Entries:
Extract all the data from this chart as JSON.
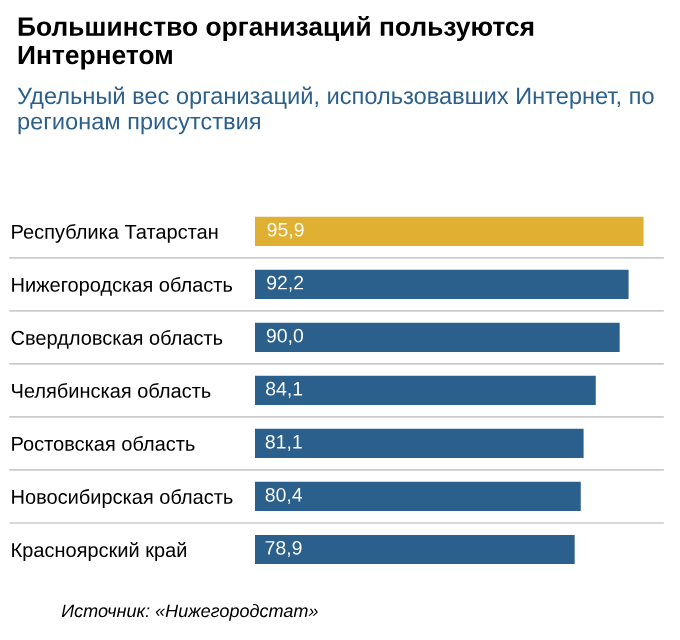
{
  "chart_data": {
    "type": "bar",
    "orientation": "horizontal",
    "title": "Большинство организаций пользуются Интернетом",
    "subtitle": "Удельный вес организаций, использовавших Интернет, по регионам присутствия",
    "categories": [
      "Республика Татарстан",
      "Нижегородская область",
      "Свердловская область",
      "Челябинская область",
      "Ростовская область",
      "Новосибирская область",
      "Красноярский край"
    ],
    "values": [
      95.9,
      92.2,
      90.0,
      84.1,
      81.1,
      80.4,
      78.9
    ],
    "value_labels": [
      "95,9",
      "92,2",
      "90,0",
      "84,1",
      "81,1",
      "80,4",
      "78,9"
    ],
    "colors": [
      "#e0b032",
      "#2b5f8c",
      "#2b5f8c",
      "#2b5f8c",
      "#2b5f8c",
      "#2b5f8c",
      "#2b5f8c"
    ],
    "tick_labels": "y",
    "grid": false,
    "legend": false,
    "annotations": [
      "Источник: «Нижегородстат»"
    ]
  }
}
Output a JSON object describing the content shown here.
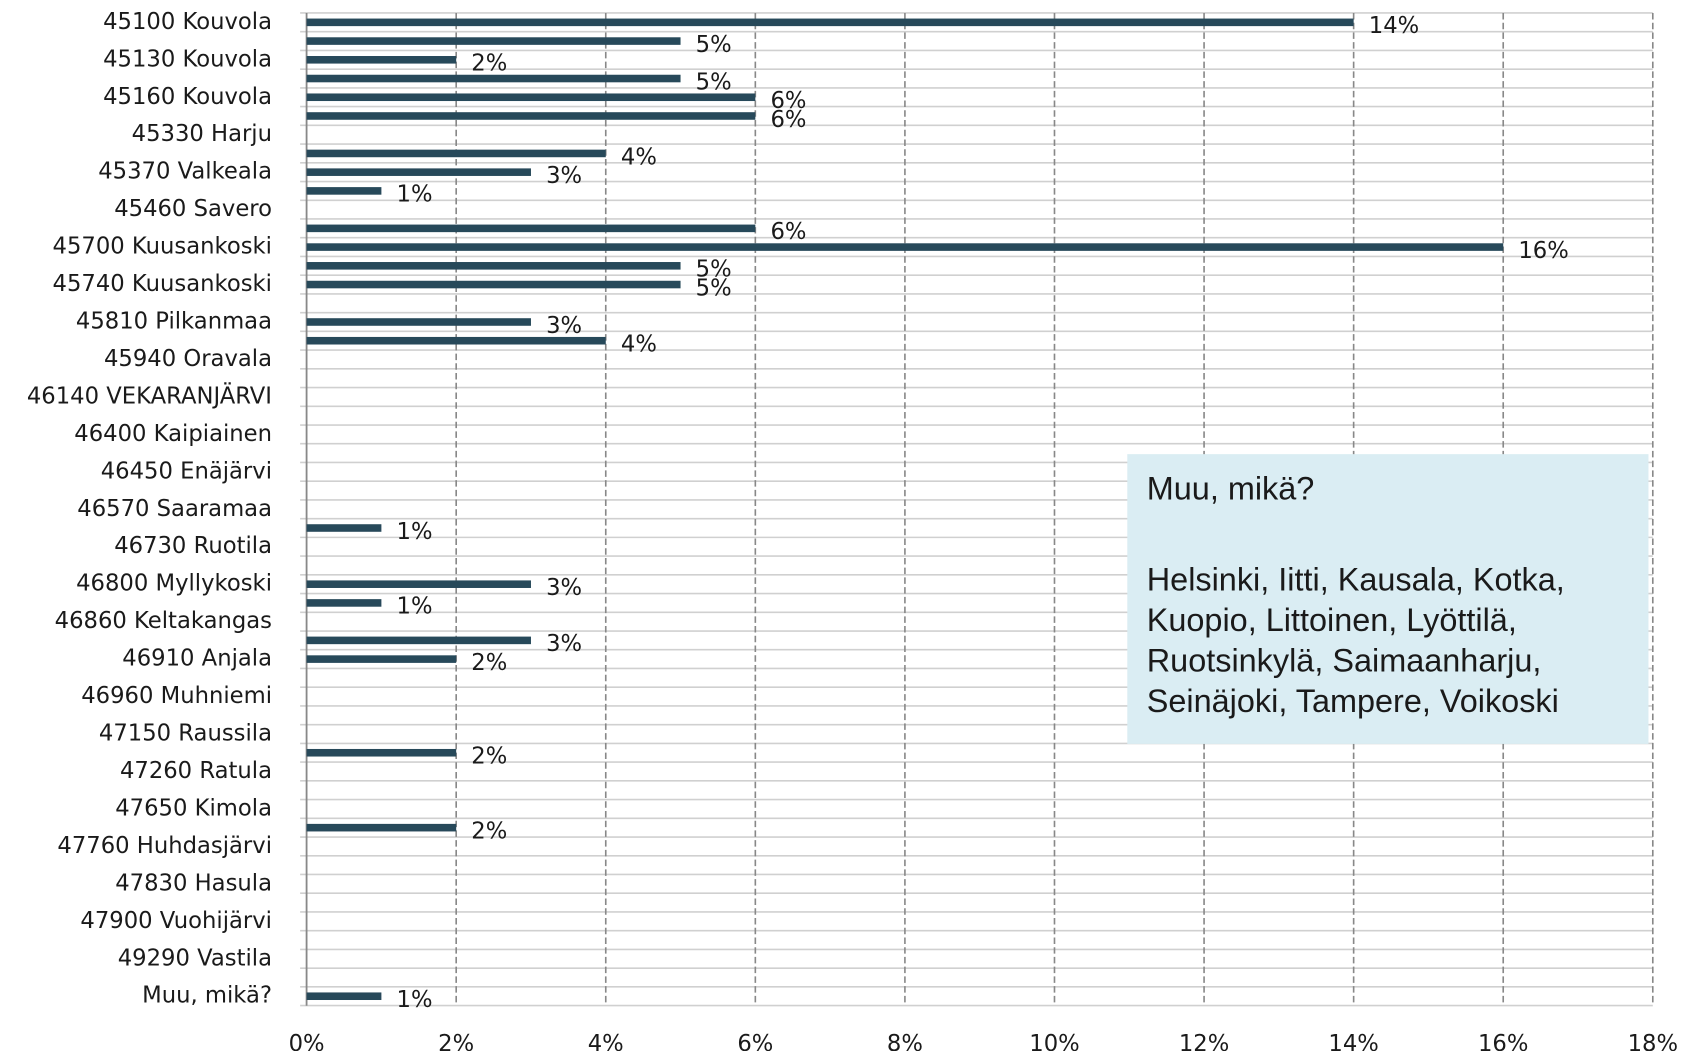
{
  "chart_data": {
    "type": "bar",
    "orientation": "horizontal",
    "color": "#27495a",
    "categories": [
      "45100 Kouvola",
      null,
      "45130 Kouvola",
      null,
      "45160 Kouvola",
      null,
      "45330 Harju",
      null,
      "45370 Valkeala",
      null,
      "45460 Savero",
      null,
      "45700 Kuusankoski",
      null,
      "45740 Kuusankoski",
      null,
      "45810 Pilkanmaa",
      null,
      "45940 Oravala",
      null,
      "46140 VEKARANJÄRVI",
      null,
      "46400 Kaipiainen",
      null,
      "46450 Enäjärvi",
      null,
      "46570 Saaramaa",
      null,
      "46730 Ruotila",
      null,
      "46800 Myllykoski",
      null,
      "46860 Keltakangas",
      null,
      "46910 Anjala",
      null,
      "46960 Muhniemi",
      null,
      "47150 Raussila",
      null,
      "47260 Ratula",
      null,
      "47650 Kimola",
      null,
      "47760 Huhdasjärvi",
      null,
      "47830 Hasula",
      null,
      "47900 Vuohijärvi",
      null,
      "49290 Vastila",
      null,
      "Muu, mikä?"
    ],
    "values": [
      14,
      5,
      2,
      5,
      6,
      6,
      null,
      4,
      3,
      1,
      null,
      6,
      16,
      5,
      5,
      null,
      3,
      4,
      null,
      null,
      null,
      null,
      null,
      null,
      null,
      null,
      null,
      1,
      null,
      null,
      3,
      1,
      null,
      3,
      2,
      null,
      null,
      null,
      null,
      2,
      null,
      null,
      null,
      2,
      null,
      null,
      null,
      null,
      null,
      null,
      null,
      null,
      1
    ],
    "value_labels": [
      "14%",
      "5%",
      "2%",
      "5%",
      "6%",
      "6%",
      null,
      "4%",
      "3%",
      "1%",
      null,
      "6%",
      "16%",
      "5%",
      "5%",
      null,
      "3%",
      "4%",
      null,
      null,
      null,
      null,
      null,
      null,
      null,
      null,
      null,
      "1%",
      null,
      null,
      "3%",
      "1%",
      null,
      "3%",
      "2%",
      null,
      null,
      null,
      null,
      "2%",
      null,
      null,
      null,
      "2%",
      null,
      null,
      null,
      null,
      null,
      null,
      null,
      null,
      "1%"
    ],
    "xlim": [
      0,
      18
    ],
    "xticks": [
      {
        "value": 0,
        "label": "0%"
      },
      {
        "value": 2,
        "label": "2%"
      },
      {
        "value": 4,
        "label": "4%"
      },
      {
        "value": 6,
        "label": "6%"
      },
      {
        "value": 8,
        "label": "8%"
      },
      {
        "value": 10,
        "label": "10%"
      },
      {
        "value": 12,
        "label": "12%"
      },
      {
        "value": 14,
        "label": "14%"
      },
      {
        "value": 16,
        "label": "16%"
      },
      {
        "value": 18,
        "label": "18%"
      }
    ],
    "grid": true,
    "annotation": {
      "title": "Muu, mikä?",
      "lines": [
        "Helsinki, Iitti, Kausala, Kotka,",
        "Kuopio, Littoinen, Lyöttilä,",
        "Ruotsinkylä, Saimaanharju,",
        "Seinäjoki, Tampere, Voikoski"
      ]
    }
  }
}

What is expected:
Excluding the pictures, reproduce every entry exactly as given.

The result:
Extract all the data from this chart as JSON.
{
  "chart_data": {
    "type": "bar",
    "orientation": "horizontal",
    "title": "Большинство организаций пользуются Интернетом",
    "subtitle": "Удельный вес организаций, использовавших Интернет, по регионам присутствия",
    "categories": [
      "Республика Татарстан",
      "Нижегородская область",
      "Свердловская область",
      "Челябинская область",
      "Ростовская область",
      "Новосибирская область",
      "Красноярский край"
    ],
    "values": [
      95.9,
      92.2,
      90.0,
      84.1,
      81.1,
      80.4,
      78.9
    ],
    "value_labels": [
      "95,9",
      "92,2",
      "90,0",
      "84,1",
      "81,1",
      "80,4",
      "78,9"
    ],
    "colors": [
      "#e0b032",
      "#2b5f8c",
      "#2b5f8c",
      "#2b5f8c",
      "#2b5f8c",
      "#2b5f8c",
      "#2b5f8c"
    ],
    "tick_labels": "y",
    "grid": false,
    "legend": false,
    "annotations": [
      "Источник: «Нижегородстат»"
    ]
  }
}
Output a JSON object describing the content shown here.
{
  "chart_data": {
    "type": "bar",
    "orientation": "horizontal",
    "color": "#27495a",
    "categories": [
      "45100 Kouvola",
      null,
      "45130 Kouvola",
      null,
      "45160 Kouvola",
      null,
      "45330 Harju",
      null,
      "45370 Valkeala",
      null,
      "45460 Savero",
      null,
      "45700 Kuusankoski",
      null,
      "45740 Kuusankoski",
      null,
      "45810 Pilkanmaa",
      null,
      "45940 Oravala",
      null,
      "46140 VEKARANJÄRVI",
      null,
      "46400 Kaipiainen",
      null,
      "46450 Enäjärvi",
      null,
      "46570 Saaramaa",
      null,
      "46730 Ruotila",
      null,
      "46800 Myllykoski",
      null,
      "46860 Keltakangas",
      null,
      "46910 Anjala",
      null,
      "46960 Muhniemi",
      null,
      "47150 Raussila",
      null,
      "47260 Ratula",
      null,
      "47650 Kimola",
      null,
      "47760 Huhdasjärvi",
      null,
      "47830 Hasula",
      null,
      "47900 Vuohijärvi",
      null,
      "49290 Vastila",
      null,
      "Muu, mikä?"
    ],
    "values": [
      14,
      5,
      2,
      5,
      6,
      6,
      null,
      4,
      3,
      1,
      null,
      6,
      16,
      5,
      5,
      null,
      3,
      4,
      null,
      null,
      null,
      null,
      null,
      null,
      null,
      null,
      null,
      1,
      null,
      null,
      3,
      1,
      null,
      3,
      2,
      null,
      null,
      null,
      null,
      2,
      null,
      null,
      null,
      2,
      null,
      null,
      null,
      null,
      null,
      null,
      null,
      null,
      1
    ],
    "value_labels": [
      "14%",
      "5%",
      "2%",
      "5%",
      "6%",
      "6%",
      null,
      "4%",
      "3%",
      "1%",
      null,
      "6%",
      "16%",
      "5%",
      "5%",
      null,
      "3%",
      "4%",
      null,
      null,
      null,
      null,
      null,
      null,
      null,
      null,
      null,
      "1%",
      null,
      null,
      "3%",
      "1%",
      null,
      "3%",
      "2%",
      null,
      null,
      null,
      null,
      "2%",
      null,
      null,
      null,
      "2%",
      null,
      null,
      null,
      null,
      null,
      null,
      null,
      null,
      "1%"
    ],
    "xlim": [
      0,
      18
    ],
    "xticks": [
      {
        "value": 0,
        "label": "0%"
      },
      {
        "value": 2,
        "label": "2%"
      },
      {
        "value": 4,
        "label": "4%"
      },
      {
        "value": 6,
        "label": "6%"
      },
      {
        "value": 8,
        "label": "8%"
      },
      {
        "value": 10,
        "label": "10%"
      },
      {
        "value": 12,
        "label": "12%"
      },
      {
        "value": 14,
        "label": "14%"
      },
      {
        "value": 16,
        "label": "16%"
      },
      {
        "value": 18,
        "label": "18%"
      }
    ],
    "grid": true,
    "annotation": {
      "title": "Muu, mikä?",
      "lines": [
        "Helsinki, Iitti, Kausala, Kotka,",
        "Kuopio, Littoinen, Lyöttilä,",
        "Ruotsinkylä, Saimaanharju,",
        "Seinäjoki, Tampere, Voikoski"
      ]
    }
  }
}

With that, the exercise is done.